(Stored records)
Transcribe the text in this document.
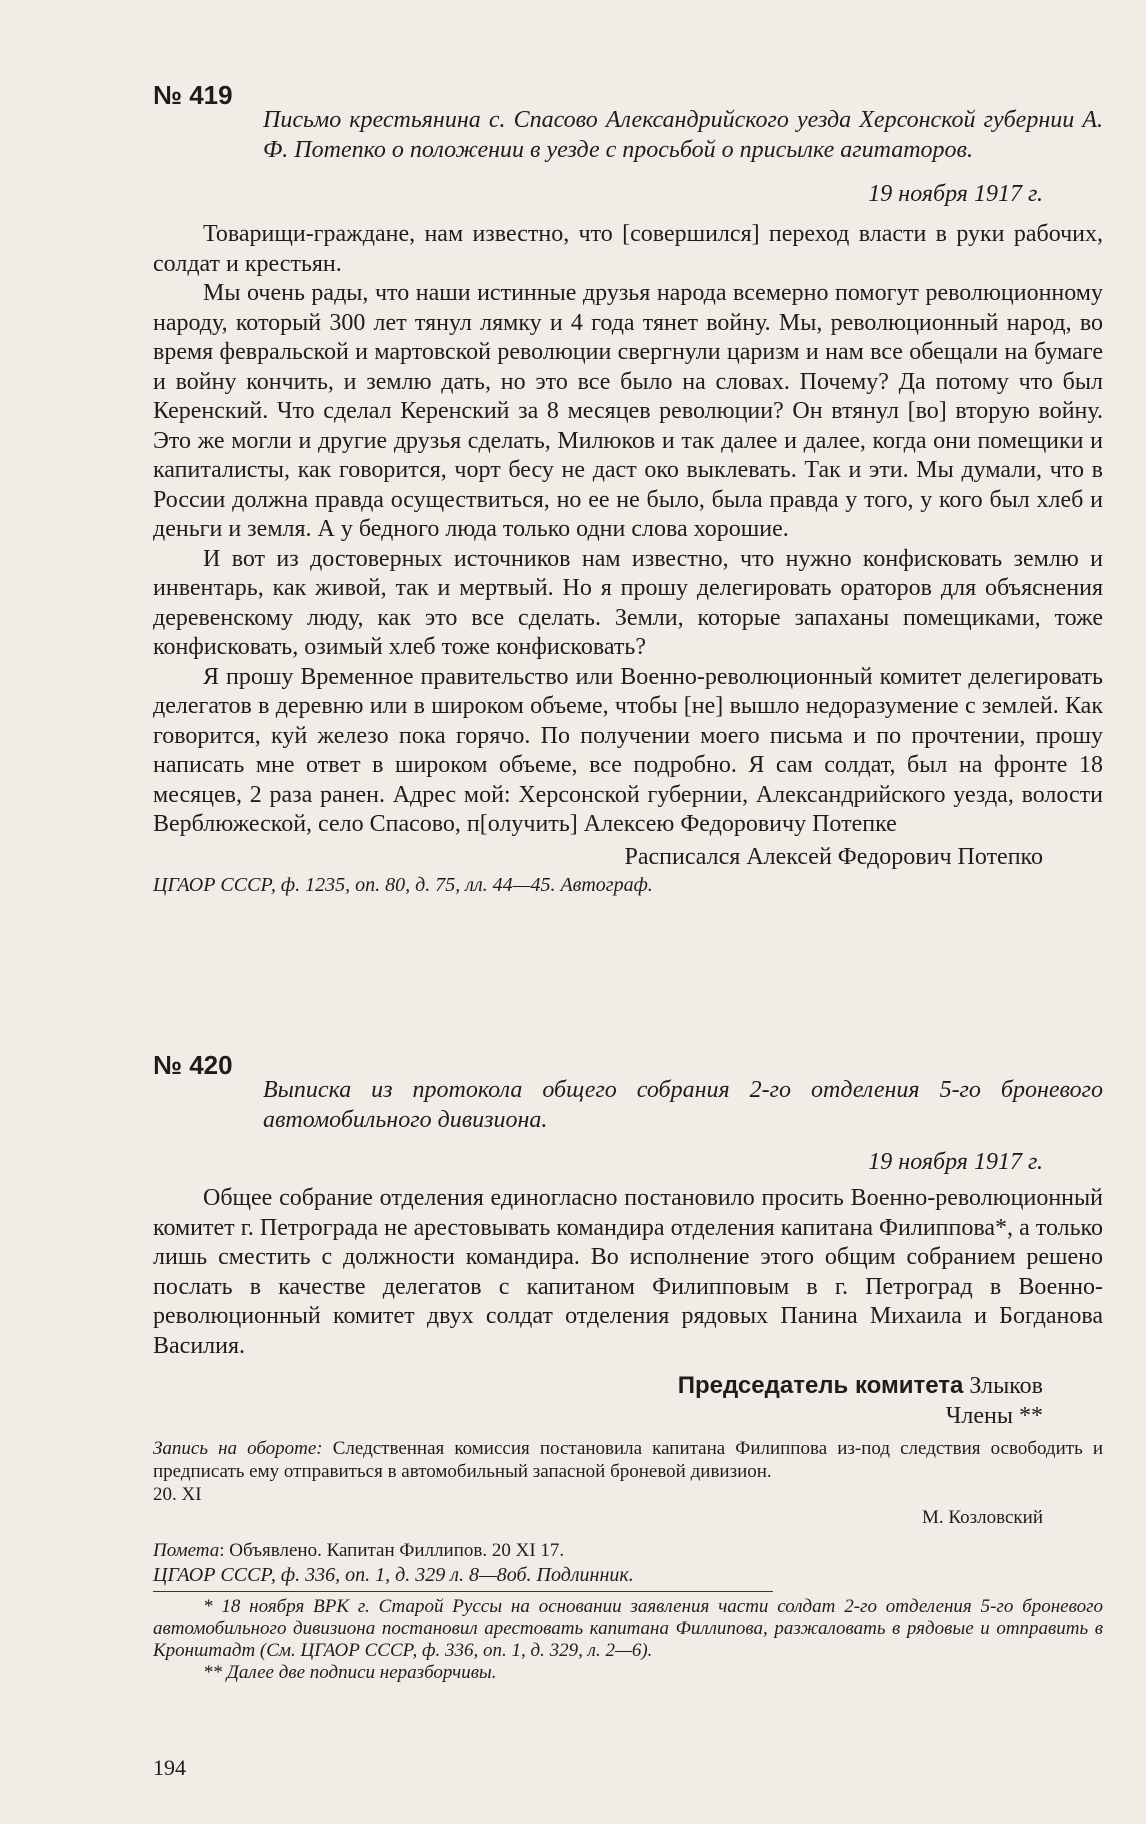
№ 419

Письмо крестьянина с. Спасово Александрийского уезда Херсонской губернии А. Ф. Потепко о положении в уезде с просьбой о присылке агитаторов.

19 ноября 1917 г.

Товарищи-граждане, нам известно, что [совершился] переход власти в руки рабочих, солдат и крестьян.

Мы очень рады, что наши истинные друзья народа всемерно помогут революционному народу, который 300 лет тянул лямку и 4 года тянет войну. Мы, революционный народ, во время февральской и мартовской революции свергнули царизм и нам все обещали на бумаге и войну кончить, и землю дать, но это все было на словах. Почему? Да потому что был Керенский. Что сделал Керенский за 8 месяцев революции? Он втянул [во] вторую войну. Это же могли и другие друзья сделать, Милюков и так далее и далее, когда они помещики и капиталисты, как говорится, чорт бесу не даст око выклевать. Так и эти. Мы думали, что в России должна правда осуществиться, но ее не было, была правда у того, у кого был хлеб и деньги и земля. А у бедного люда только одни слова хорошие.

И вот из достоверных источников нам известно, что нужно конфисковать землю и инвентарь, как живой, так и мертвый. Но я прошу делегировать ораторов для объяснения деревенскому люду, как это все сделать. Земли, которые запаханы помещиками, тоже конфисковать, озимый хлеб тоже конфисковать?

Я прошу Временное правительство или Военно-революционный комитет делегировать делегатов в деревню или в широком объеме, чтобы [не] вышло недоразумение с землей. Как говорится, куй железо пока горячо. По получении моего письма и по прочтении, прошу написать мне ответ в широком объеме, все подробно. Я сам солдат, был на фронте 18 месяцев, 2 раза ранен. Адрес мой: Херсонской губернии, Александрийского уезда, волости Верблюжеской, село Спасово, п[олучить] Алексею Федоровичу Потепке

Расписался Алексей Федорович Потепко

ЦГАОР СССР, ф. 1235, оп. 80, д. 75, лл. 44—45. Автограф.

№ 420

Выписка из протокола общего собрания 2-го отделения 5-го броневого автомобильного дивизиона.

19 ноября 1917 г.

Общее собрание отделения единогласно постановило просить Военно-революционный комитет г. Петрограда не арестовывать командира отделения капитана Филиппова*, а только лишь сместить с должности командира. Во исполнение этого общим собранием решено послать в качестве делегатов с капитаном Филипповым в г. Петроград в Военно-революционный комитет двух солдат отделения рядовых Панина Михаила и Богданова Василия.

Председатель комитета Злыков
Члены **

Запись на обороте: Следственная комиссия постановила капитана Филиппова из-под следствия освободить и предписать ему отправиться в автомобильный запасной броневой дивизион.

20. XI

М. Козловский

Помета: Объявлено. Капитан Филлипов. 20 XI 17.

ЦГАОР СССР, ф. 336, оп. 1, д. 329 л. 8—8об. Подлинник.

* 18 ноября ВРК г. Старой Руссы на основании заявления части солдат 2-го отделения 5-го броневого автомобильного дивизиона постановил арестовать капитана Филлипова, разжаловать в рядовые и отправить в Кронштадт (См. ЦГАОР СССР, ф. 336, оп. 1, д. 329, л. 2—6).

** Далее две подписи неразборчивы.

194
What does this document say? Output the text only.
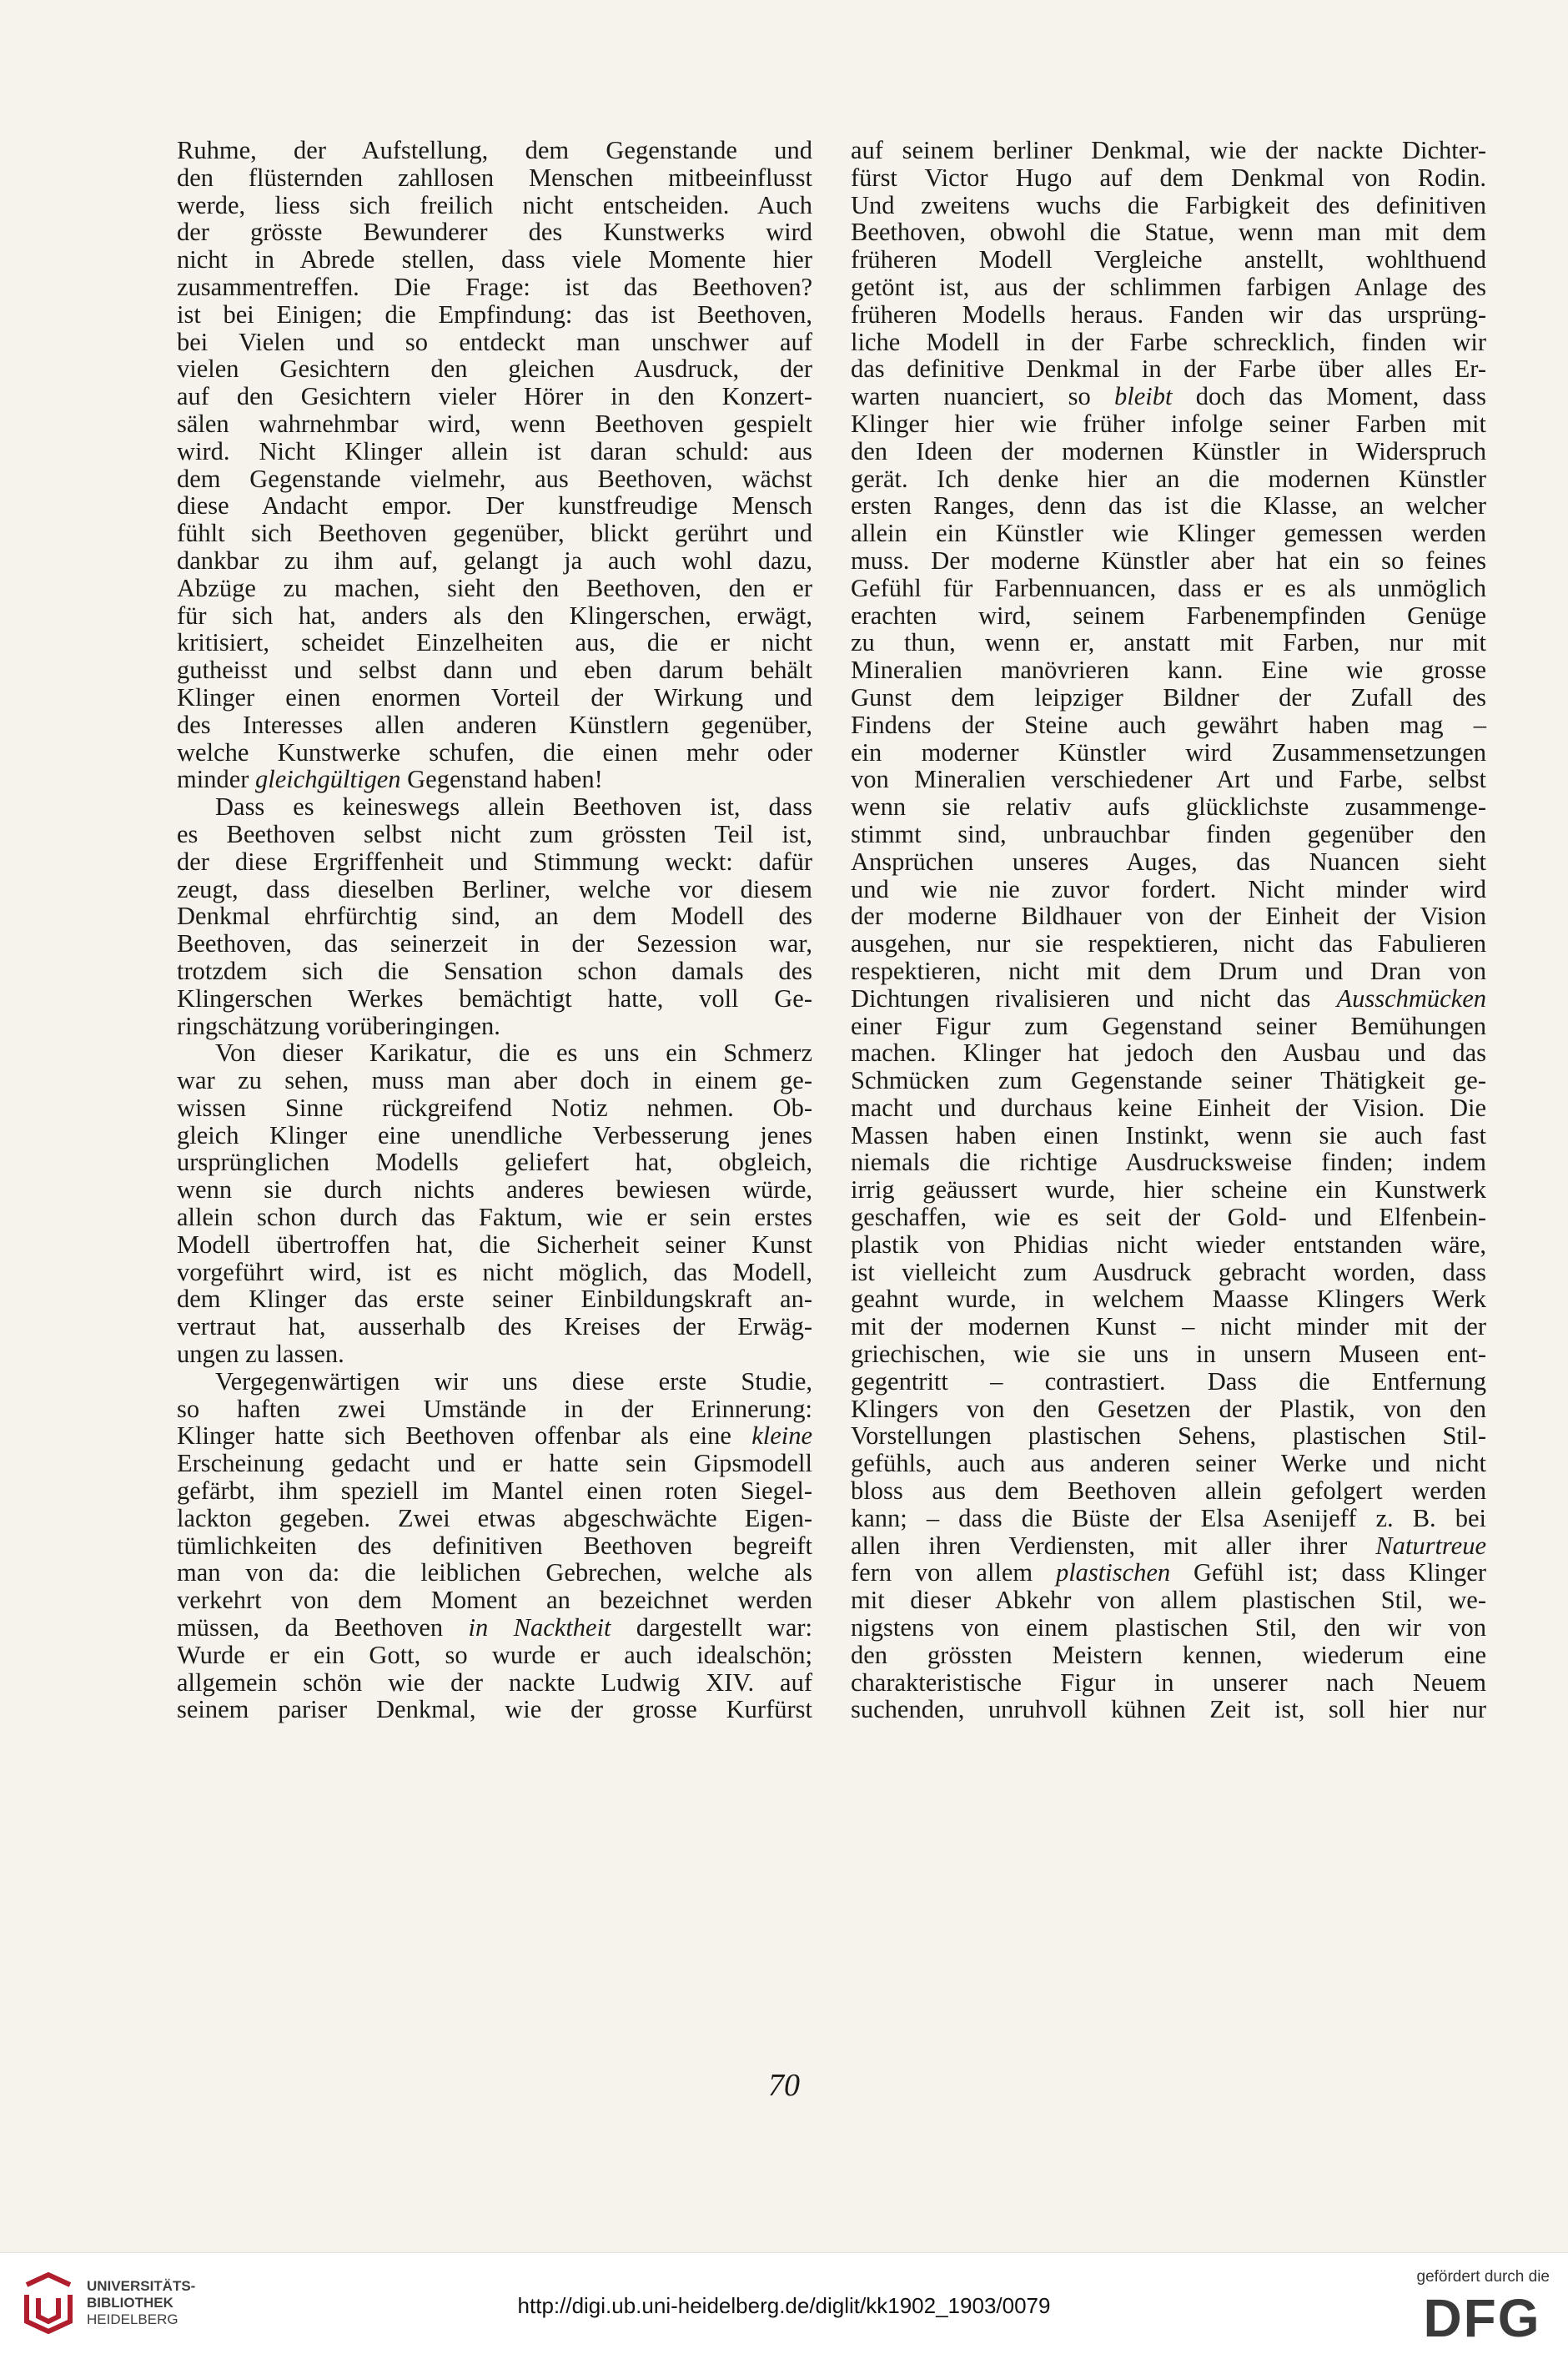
Ruhme, der Aufstellung, dem Gegenstande und
den flüsternden zahllosen Menschen mitbeeinflusst
werde, liess sich freilich nicht entscheiden. Auch
der grösste Bewunderer des Kunstwerks wird
nicht in Abrede stellen, dass viele Momente hier
zusammentreffen. Die Frage: ist das Beethoven?
ist bei Einigen; die Empfindung: das ist Beethoven,
bei Vielen und so entdeckt man unschwer auf
vielen Gesichtern den gleichen Ausdruck, der
auf den Gesichtern vieler Hörer in den Konzert-
sälen wahrnehmbar wird, wenn Beethoven gespielt
wird. Nicht Klinger allein ist daran schuld: aus
dem Gegenstande vielmehr, aus Beethoven, wächst
diese Andacht empor. Der kunstfreudige Mensch
fühlt sich Beethoven gegenüber, blickt gerührt und
dankbar zu ihm auf, gelangt ja auch wohl dazu,
Abzüge zu machen, sieht den Beethoven, den er
für sich hat, anders als den Klingerschen, erwägt,
kritisiert, scheidet Einzelheiten aus, die er nicht
gutheisst und selbst dann und eben darum behält
Klinger einen enormen Vorteil der Wirkung und
des Interesses allen anderen Künstlern gegenüber,
welche Kunstwerke schufen, die einen mehr oder
minder gleichgültigen Gegenstand haben!
Dass es keineswegs allein Beethoven ist, dass
es Beethoven selbst nicht zum grössten Teil ist,
der diese Ergriffenheit und Stimmung weckt: dafür
zeugt, dass dieselben Berliner, welche vor diesem
Denkmal ehrfürchtig sind, an dem Modell des
Beethoven, das seinerzeit in der Sezession war,
trotzdem sich die Sensation schon damals des
Klingerschen Werkes bemächtigt hatte, voll Ge-
ringschätzung vorüberingingen.
Von dieser Karikatur, die es uns ein Schmerz
war zu sehen, muss man aber doch in einem ge-
wissen Sinne rückgreifend Notiz nehmen. Ob-
gleich Klinger eine unendliche Verbesserung jenes
ursprünglichen Modells geliefert hat, obgleich,
wenn sie durch nichts anderes bewiesen würde,
allein schon durch das Faktum, wie er sein erstes
Modell übertroffen hat, die Sicherheit seiner Kunst
vorgeführt wird, ist es nicht möglich, das Modell,
dem Klinger das erste seiner Einbildungskraft an-
vertraut hat, ausserhalb des Kreises der Erwäg-
ungen zu lassen.
Vergegenwärtigen wir uns diese erste Studie,
so haften zwei Umstände in der Erinnerung:
Klinger hatte sich Beethoven offenbar als eine kleine
Erscheinung gedacht und er hatte sein Gipsmodell
gefärbt, ihm speziell im Mantel einen roten Siegel-
lackton gegeben. Zwei etwas abgeschwächte Eigen-
tümlichkeiten des definitiven Beethoven begreift
man von da: die leiblichen Gebrechen, welche als
verkehrt von dem Moment an bezeichnet werden
müssen, da Beethoven in Nacktheit dargestellt war:
Wurde er ein Gott, so wurde er auch idealschön;
allgemein schön wie der nackte Ludwig XIV. auf
seinem pariser Denkmal, wie der grosse Kurfürst
auf seinem berliner Denkmal, wie der nackte Dichter-
fürst Victor Hugo auf dem Denkmal von Rodin.
Und zweitens wuchs die Farbigkeit des definitiven
Beethoven, obwohl die Statue, wenn man mit dem
früheren Modell Vergleiche anstellt, wohlthuend
getönt ist, aus der schlimmen farbigen Anlage des
früheren Modells heraus. Fanden wir das ursprüng-
liche Modell in der Farbe schrecklich, finden wir
das definitive Denkmal in der Farbe über alles Er-
warten nuanciert, so bleibt doch das Moment, dass
Klinger hier wie früher infolge seiner Farben mit
den Ideen der modernen Künstler in Widerspruch
gerät. Ich denke hier an die modernen Künstler
ersten Ranges, denn das ist die Klasse, an welcher
allein ein Künstler wie Klinger gemessen werden
muss. Der moderne Künstler aber hat ein so feines
Gefühl für Farbennuancen, dass er es als unmöglich
erachten wird, seinem Farbenempfinden Genüge
zu thun, wenn er, anstatt mit Farben, nur mit
Mineralien manövrieren kann. Eine wie grosse
Gunst dem leipziger Bildner der Zufall des
Findens der Steine auch gewährt haben mag –
ein moderner Künstler wird Zusammensetzungen
von Mineralien verschiedener Art und Farbe, selbst
wenn sie relativ aufs glücklichste zusammenge-
stimmt sind, unbrauchbar finden gegenüber den
Ansprüchen unseres Auges, das Nuancen sieht
und wie nie zuvor fordert. Nicht minder wird
der moderne Bildhauer von der Einheit der Vision
ausgehen, nur sie respektieren, nicht das Fabulieren
respektieren, nicht mit dem Drum und Dran von
Dichtungen rivalisieren und nicht das Ausschmücken
einer Figur zum Gegenstand seiner Bemühungen
machen. Klinger hat jedoch den Ausbau und das
Schmücken zum Gegenstande seiner Thätigkeit ge-
macht und durchaus keine Einheit der Vision. Die
Massen haben einen Instinkt, wenn sie auch fast
niemals die richtige Ausdrucksweise finden; indem
irrig geäussert wurde, hier scheine ein Kunstwerk
geschaffen, wie es seit der Gold- und Elfenbein-
plastik von Phidias nicht wieder entstanden wäre,
ist vielleicht zum Ausdruck gebracht worden, dass
geahnt wurde, in welchem Maasse Klingers Werk
mit der modernen Kunst – nicht minder mit der
griechischen, wie sie uns in unsern Museen ent-
gegentritt – contrastiert. Dass die Entfernung
Klingers von den Gesetzen der Plastik, von den
Vorstellungen plastischen Sehens, plastischen Stil-
gefühls, auch aus anderen seiner Werke und nicht
bloss aus dem Beethoven allein gefolgert werden
kann; – dass die Büste der Elsa Asenijeff z. B. bei
allen ihren Verdiensten, mit aller ihrer Naturtreue
fern von allem plastischen Gefühl ist; dass Klinger
mit dieser Abkehr von allem plastischen Stil, we-
nigstens von einem plastischen Stil, den wir von
den grössten Meistern kennen, wiederum eine
charakteristische Figur in unserer nach Neuem
suchenden, unruhvoll kühnen Zeit ist, soll hier nur
70
UNIVERSITÄTS-
BIBLIOTHEK
HEIDELBERG
http://digi.ub.uni-heidelberg.de/diglit/kk1902_1903/0079
gefördert durch die
DFG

▶ Instruction:
In how many lines of the data does the string "allen" appear? Give only the number.

▶ Solution to this problem:
2